Exercise requirements: Count the lines in the records below that contain the word "Hypotheses", and give only that number.

[Dataset items]
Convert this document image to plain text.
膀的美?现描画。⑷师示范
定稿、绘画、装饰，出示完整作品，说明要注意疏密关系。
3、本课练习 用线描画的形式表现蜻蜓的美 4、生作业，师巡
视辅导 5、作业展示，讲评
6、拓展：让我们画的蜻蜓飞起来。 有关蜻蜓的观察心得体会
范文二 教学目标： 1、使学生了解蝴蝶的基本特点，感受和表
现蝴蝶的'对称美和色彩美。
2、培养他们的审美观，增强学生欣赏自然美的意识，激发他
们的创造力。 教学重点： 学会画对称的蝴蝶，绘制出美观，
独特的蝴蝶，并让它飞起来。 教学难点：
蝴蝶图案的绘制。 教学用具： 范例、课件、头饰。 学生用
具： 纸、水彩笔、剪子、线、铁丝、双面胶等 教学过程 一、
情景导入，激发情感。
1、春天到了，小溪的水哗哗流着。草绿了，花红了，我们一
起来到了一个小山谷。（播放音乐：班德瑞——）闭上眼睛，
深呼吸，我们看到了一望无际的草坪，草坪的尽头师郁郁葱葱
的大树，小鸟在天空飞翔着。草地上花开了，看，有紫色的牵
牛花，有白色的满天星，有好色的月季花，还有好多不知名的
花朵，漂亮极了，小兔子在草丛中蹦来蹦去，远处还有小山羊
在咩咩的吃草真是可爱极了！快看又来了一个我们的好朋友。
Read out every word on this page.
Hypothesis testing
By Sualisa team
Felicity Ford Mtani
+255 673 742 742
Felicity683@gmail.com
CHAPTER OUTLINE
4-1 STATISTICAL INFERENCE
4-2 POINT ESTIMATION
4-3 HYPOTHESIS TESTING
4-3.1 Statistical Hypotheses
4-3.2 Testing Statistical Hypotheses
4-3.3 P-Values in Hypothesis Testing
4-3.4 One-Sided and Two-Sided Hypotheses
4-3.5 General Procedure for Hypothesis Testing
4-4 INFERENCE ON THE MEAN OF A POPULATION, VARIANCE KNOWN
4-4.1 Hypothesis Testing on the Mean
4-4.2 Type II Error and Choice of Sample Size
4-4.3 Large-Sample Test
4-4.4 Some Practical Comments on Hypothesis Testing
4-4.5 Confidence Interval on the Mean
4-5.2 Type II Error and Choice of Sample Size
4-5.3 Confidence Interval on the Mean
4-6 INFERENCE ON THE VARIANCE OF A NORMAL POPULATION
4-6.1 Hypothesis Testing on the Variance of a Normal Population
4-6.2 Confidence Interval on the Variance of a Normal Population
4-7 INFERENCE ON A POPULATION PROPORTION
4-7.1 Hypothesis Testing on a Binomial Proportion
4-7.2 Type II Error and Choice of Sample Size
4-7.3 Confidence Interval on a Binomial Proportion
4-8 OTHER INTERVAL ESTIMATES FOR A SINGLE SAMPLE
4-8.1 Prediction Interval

* * *

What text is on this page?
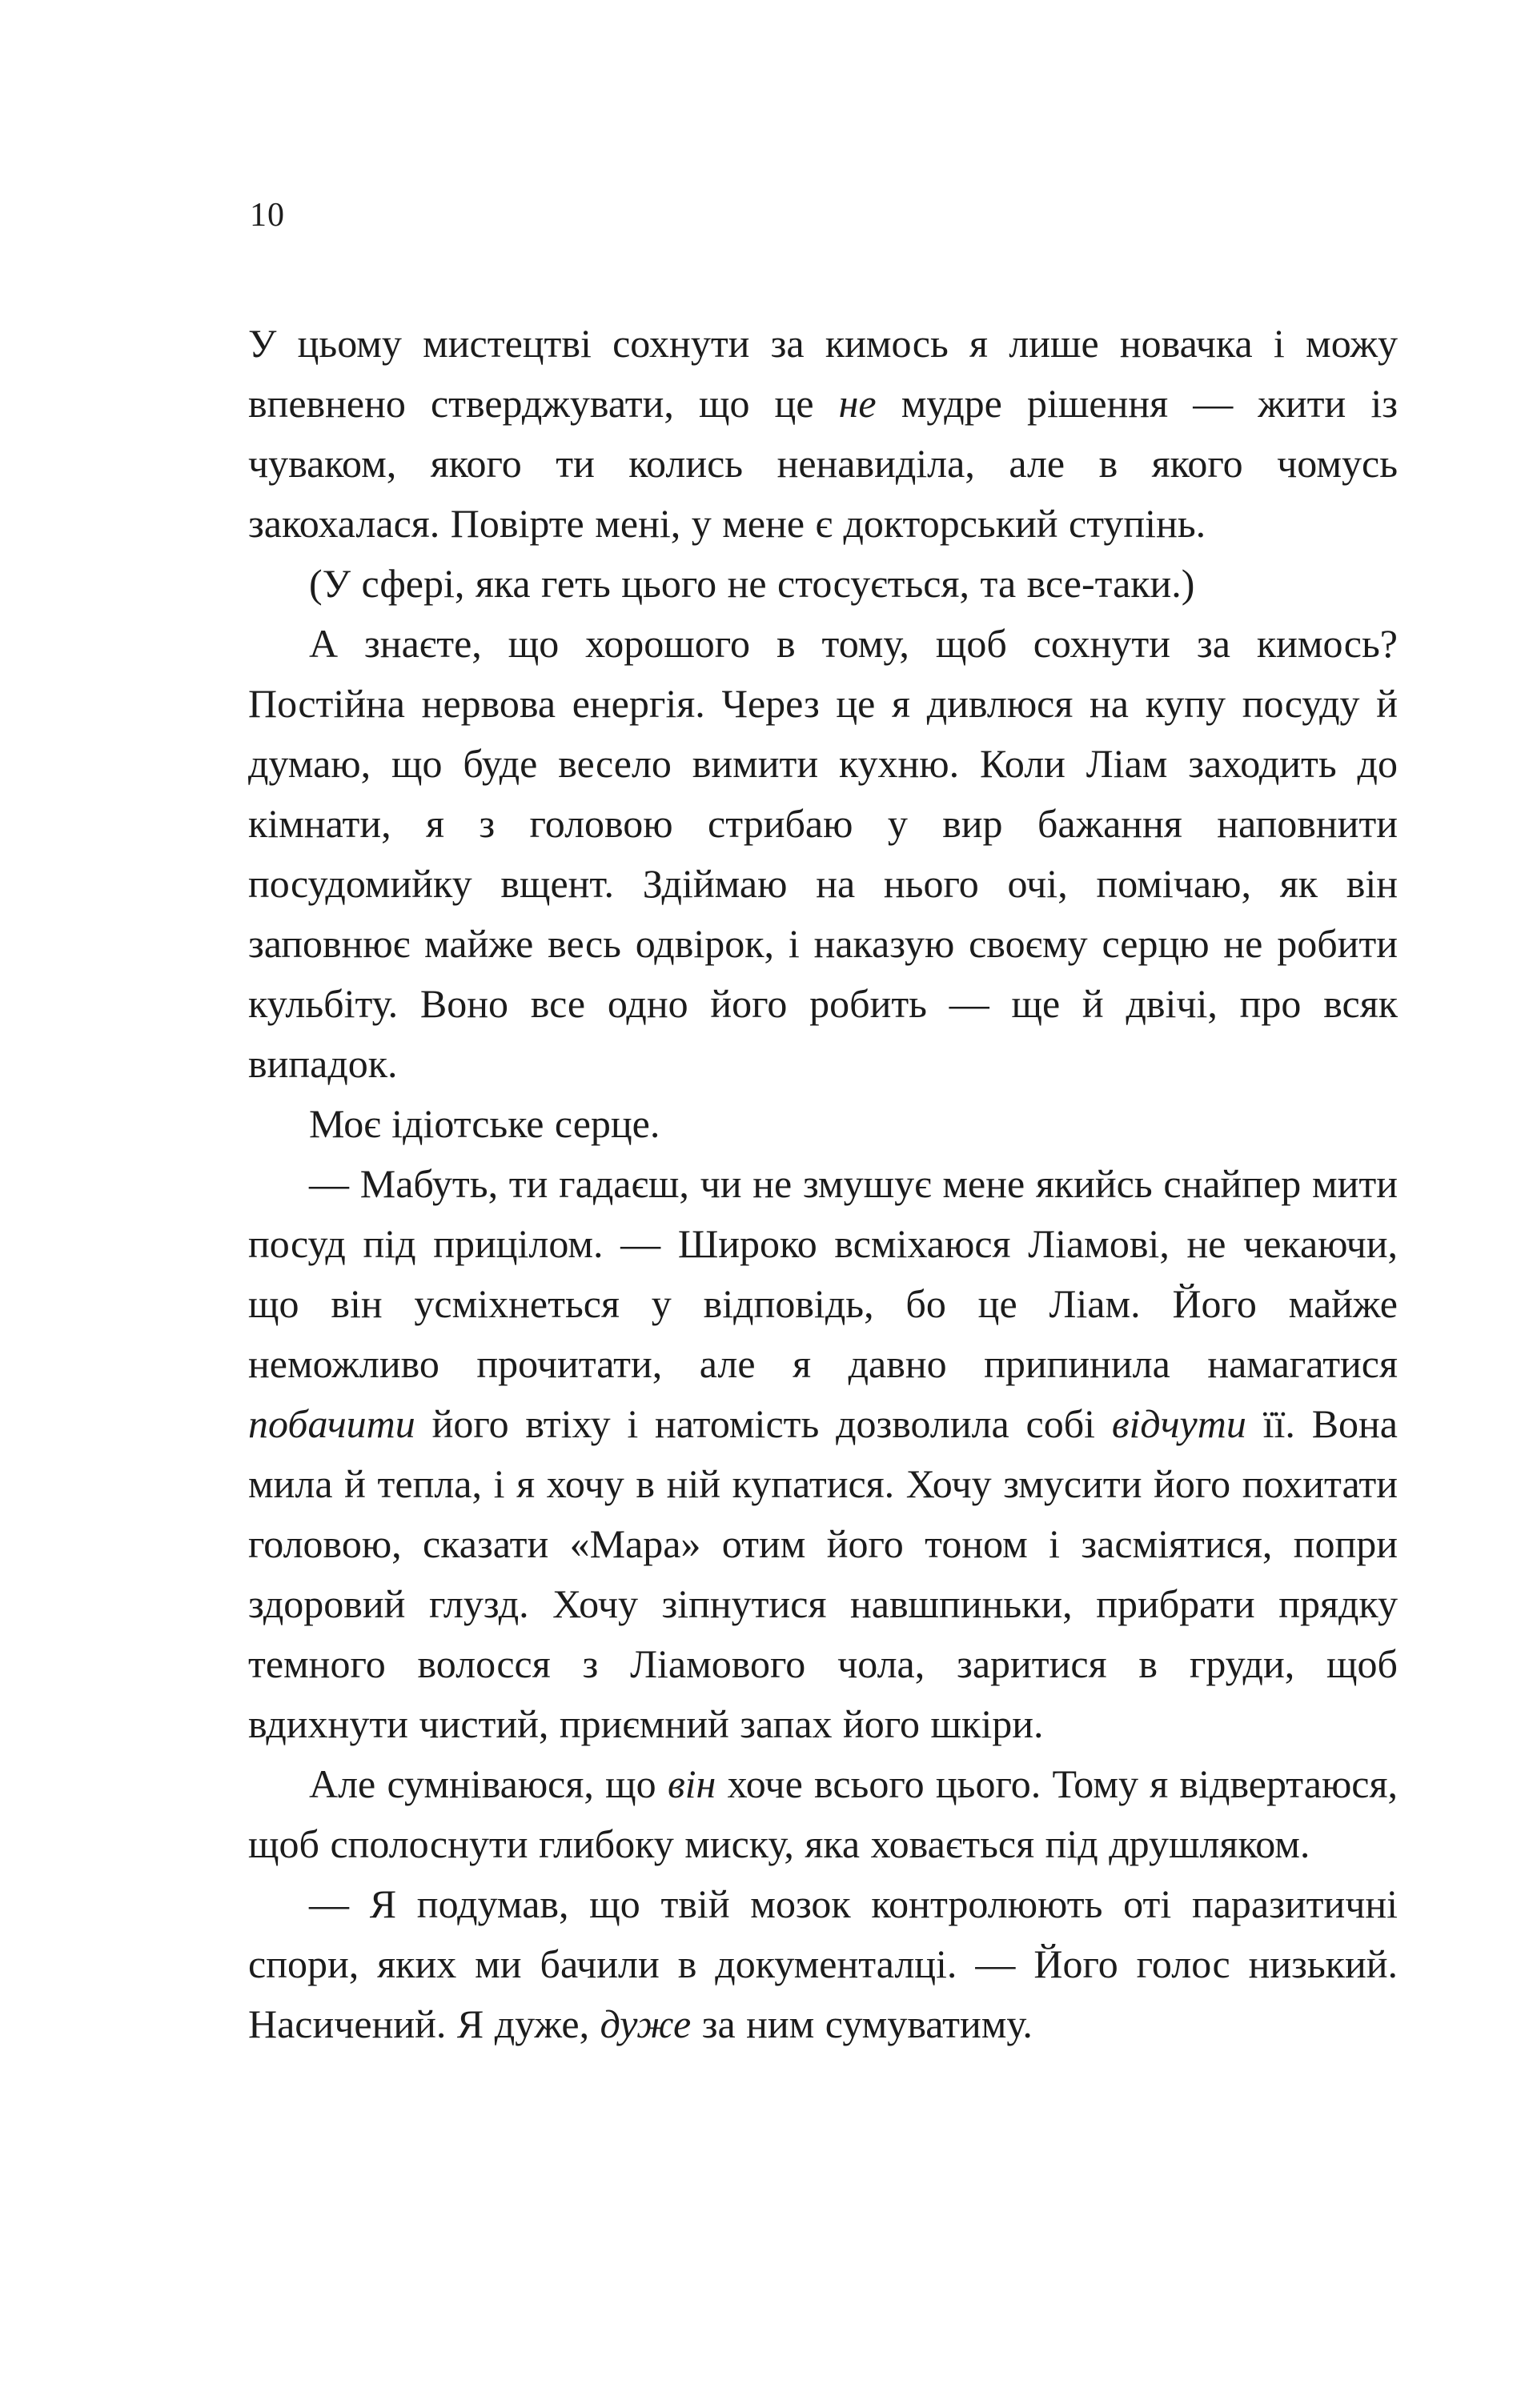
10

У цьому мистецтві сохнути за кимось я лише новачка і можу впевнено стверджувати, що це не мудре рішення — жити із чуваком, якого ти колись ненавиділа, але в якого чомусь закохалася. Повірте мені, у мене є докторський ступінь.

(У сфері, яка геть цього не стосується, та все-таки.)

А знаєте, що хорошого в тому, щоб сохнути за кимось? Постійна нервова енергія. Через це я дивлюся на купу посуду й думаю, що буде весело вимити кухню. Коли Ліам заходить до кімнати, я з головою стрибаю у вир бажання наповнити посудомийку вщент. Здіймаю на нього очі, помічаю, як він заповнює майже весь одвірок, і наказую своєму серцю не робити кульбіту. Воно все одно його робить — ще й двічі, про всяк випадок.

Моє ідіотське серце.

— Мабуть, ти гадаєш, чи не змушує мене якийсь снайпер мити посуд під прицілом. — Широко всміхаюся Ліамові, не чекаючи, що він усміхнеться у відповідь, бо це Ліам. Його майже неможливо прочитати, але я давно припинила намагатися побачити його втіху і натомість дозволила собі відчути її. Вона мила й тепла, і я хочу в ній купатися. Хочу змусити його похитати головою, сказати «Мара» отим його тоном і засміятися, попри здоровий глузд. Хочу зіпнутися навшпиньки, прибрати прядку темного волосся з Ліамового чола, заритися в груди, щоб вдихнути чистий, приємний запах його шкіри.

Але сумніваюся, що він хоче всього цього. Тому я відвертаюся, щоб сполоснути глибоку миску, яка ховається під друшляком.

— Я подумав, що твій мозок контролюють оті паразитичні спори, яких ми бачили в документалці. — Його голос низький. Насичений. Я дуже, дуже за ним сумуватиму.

The solution: 3